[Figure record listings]
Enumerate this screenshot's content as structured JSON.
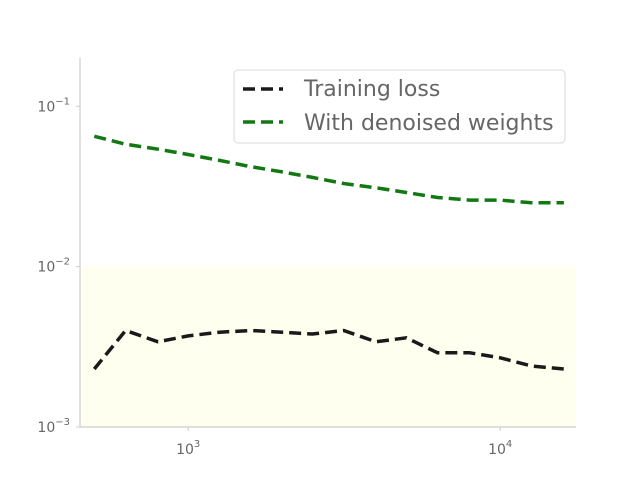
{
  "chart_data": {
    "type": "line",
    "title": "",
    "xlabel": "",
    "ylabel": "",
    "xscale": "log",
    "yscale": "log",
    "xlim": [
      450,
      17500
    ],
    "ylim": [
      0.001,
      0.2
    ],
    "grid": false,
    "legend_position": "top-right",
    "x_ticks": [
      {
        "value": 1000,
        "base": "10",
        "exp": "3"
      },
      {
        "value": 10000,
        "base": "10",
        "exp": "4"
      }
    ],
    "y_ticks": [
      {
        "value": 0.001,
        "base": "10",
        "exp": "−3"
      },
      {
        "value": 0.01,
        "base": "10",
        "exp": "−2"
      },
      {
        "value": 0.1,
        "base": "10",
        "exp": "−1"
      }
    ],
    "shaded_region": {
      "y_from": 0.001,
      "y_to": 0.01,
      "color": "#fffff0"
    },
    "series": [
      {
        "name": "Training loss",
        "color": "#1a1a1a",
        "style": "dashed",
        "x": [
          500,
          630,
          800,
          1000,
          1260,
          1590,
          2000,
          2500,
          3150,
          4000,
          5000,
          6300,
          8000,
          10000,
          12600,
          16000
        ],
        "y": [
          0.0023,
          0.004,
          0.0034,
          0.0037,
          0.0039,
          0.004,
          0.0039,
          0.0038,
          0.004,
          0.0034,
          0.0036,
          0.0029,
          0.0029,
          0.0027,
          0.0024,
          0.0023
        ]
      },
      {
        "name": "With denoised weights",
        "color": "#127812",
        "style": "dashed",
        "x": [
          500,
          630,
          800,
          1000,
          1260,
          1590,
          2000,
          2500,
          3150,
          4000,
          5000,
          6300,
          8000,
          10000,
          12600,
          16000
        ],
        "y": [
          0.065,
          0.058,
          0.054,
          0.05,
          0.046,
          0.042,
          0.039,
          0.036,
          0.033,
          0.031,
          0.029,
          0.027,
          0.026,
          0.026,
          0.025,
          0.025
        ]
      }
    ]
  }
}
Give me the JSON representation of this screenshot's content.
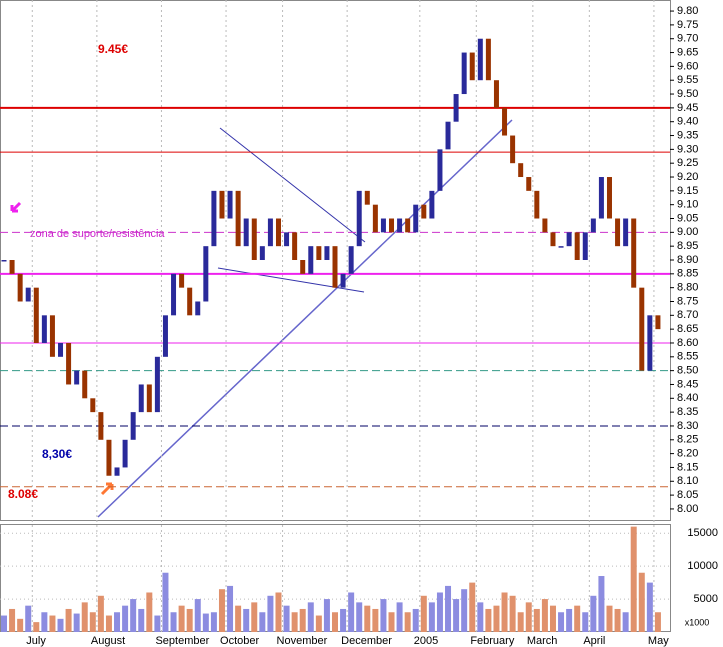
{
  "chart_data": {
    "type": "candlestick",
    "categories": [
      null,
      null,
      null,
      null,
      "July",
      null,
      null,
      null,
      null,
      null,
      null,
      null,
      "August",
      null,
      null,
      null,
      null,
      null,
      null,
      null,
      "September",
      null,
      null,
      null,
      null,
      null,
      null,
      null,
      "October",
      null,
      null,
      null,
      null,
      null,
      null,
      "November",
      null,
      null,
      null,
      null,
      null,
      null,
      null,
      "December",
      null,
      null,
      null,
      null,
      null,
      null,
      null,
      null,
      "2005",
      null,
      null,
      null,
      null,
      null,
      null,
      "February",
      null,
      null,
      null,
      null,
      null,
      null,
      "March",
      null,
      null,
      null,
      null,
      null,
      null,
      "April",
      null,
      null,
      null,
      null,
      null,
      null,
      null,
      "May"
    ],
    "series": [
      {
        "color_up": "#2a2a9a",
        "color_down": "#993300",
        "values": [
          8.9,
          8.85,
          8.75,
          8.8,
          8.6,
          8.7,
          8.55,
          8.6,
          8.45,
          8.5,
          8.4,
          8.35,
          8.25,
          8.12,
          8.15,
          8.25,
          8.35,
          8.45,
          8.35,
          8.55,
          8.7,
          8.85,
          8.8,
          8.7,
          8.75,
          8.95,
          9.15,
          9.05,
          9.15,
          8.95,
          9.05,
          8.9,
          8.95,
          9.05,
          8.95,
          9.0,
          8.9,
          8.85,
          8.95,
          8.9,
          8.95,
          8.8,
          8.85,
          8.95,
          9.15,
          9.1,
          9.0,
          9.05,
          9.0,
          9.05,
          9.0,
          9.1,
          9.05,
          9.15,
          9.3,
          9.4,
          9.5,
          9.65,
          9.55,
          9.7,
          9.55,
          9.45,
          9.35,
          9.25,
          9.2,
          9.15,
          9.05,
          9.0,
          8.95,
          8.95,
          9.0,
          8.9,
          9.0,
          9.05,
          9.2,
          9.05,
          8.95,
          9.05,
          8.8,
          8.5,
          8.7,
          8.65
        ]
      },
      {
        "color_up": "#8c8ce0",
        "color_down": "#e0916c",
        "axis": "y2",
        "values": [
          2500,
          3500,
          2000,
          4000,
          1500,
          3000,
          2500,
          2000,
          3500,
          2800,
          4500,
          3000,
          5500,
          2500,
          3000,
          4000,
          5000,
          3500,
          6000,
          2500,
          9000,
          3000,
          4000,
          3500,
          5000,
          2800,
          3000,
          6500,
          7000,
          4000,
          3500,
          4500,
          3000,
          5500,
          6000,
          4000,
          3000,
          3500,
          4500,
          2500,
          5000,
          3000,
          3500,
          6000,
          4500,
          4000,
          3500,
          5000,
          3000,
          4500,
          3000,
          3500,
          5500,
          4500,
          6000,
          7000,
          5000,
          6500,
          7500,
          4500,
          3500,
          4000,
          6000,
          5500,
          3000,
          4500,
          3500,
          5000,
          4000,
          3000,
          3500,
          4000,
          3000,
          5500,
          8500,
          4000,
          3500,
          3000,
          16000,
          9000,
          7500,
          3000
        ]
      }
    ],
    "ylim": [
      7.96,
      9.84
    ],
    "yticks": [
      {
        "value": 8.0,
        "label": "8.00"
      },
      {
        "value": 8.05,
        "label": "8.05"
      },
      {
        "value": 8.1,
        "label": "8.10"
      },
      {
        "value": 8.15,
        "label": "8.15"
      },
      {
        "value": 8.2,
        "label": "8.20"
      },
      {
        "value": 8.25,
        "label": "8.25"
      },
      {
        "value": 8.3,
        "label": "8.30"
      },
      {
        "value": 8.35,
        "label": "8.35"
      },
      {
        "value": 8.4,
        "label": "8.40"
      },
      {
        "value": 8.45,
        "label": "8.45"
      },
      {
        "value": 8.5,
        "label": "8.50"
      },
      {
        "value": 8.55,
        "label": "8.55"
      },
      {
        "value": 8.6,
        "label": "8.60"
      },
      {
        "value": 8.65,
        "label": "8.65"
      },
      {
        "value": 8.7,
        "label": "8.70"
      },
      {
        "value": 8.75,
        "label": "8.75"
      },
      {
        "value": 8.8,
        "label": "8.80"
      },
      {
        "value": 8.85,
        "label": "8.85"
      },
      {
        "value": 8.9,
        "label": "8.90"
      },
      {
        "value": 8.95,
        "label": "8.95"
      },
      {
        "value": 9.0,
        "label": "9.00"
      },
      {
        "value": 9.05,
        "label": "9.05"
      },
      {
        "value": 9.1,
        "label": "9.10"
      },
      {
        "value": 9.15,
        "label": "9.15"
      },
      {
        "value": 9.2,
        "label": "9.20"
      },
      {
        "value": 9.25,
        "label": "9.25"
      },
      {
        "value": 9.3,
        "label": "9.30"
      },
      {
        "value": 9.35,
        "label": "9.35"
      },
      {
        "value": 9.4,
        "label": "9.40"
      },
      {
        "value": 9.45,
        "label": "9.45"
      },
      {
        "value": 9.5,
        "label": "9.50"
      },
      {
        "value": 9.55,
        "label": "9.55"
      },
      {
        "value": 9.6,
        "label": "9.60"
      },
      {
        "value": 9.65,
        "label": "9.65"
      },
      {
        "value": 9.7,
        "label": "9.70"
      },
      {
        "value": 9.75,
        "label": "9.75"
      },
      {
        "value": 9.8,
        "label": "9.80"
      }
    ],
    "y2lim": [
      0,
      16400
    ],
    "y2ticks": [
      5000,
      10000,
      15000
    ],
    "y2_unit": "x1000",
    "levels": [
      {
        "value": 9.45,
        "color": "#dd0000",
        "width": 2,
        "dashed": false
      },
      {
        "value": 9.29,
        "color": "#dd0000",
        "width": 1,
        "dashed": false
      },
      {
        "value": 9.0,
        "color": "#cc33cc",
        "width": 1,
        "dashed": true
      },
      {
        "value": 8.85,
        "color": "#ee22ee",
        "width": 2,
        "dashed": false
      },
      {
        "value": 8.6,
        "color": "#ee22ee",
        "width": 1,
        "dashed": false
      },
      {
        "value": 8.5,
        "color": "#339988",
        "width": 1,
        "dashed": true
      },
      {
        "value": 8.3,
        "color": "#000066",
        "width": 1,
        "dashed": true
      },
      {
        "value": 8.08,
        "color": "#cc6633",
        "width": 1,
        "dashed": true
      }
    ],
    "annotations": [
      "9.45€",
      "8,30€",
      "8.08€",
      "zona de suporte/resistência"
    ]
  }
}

**EXERCISE DIRECTIONS**
From the data above, copy each line that holds "screenshot".

**ANSWER TO THE EXERCISE**
Enumerate this screenshot's content as structured JSON.
Give me the JSON representation of this screenshot's content.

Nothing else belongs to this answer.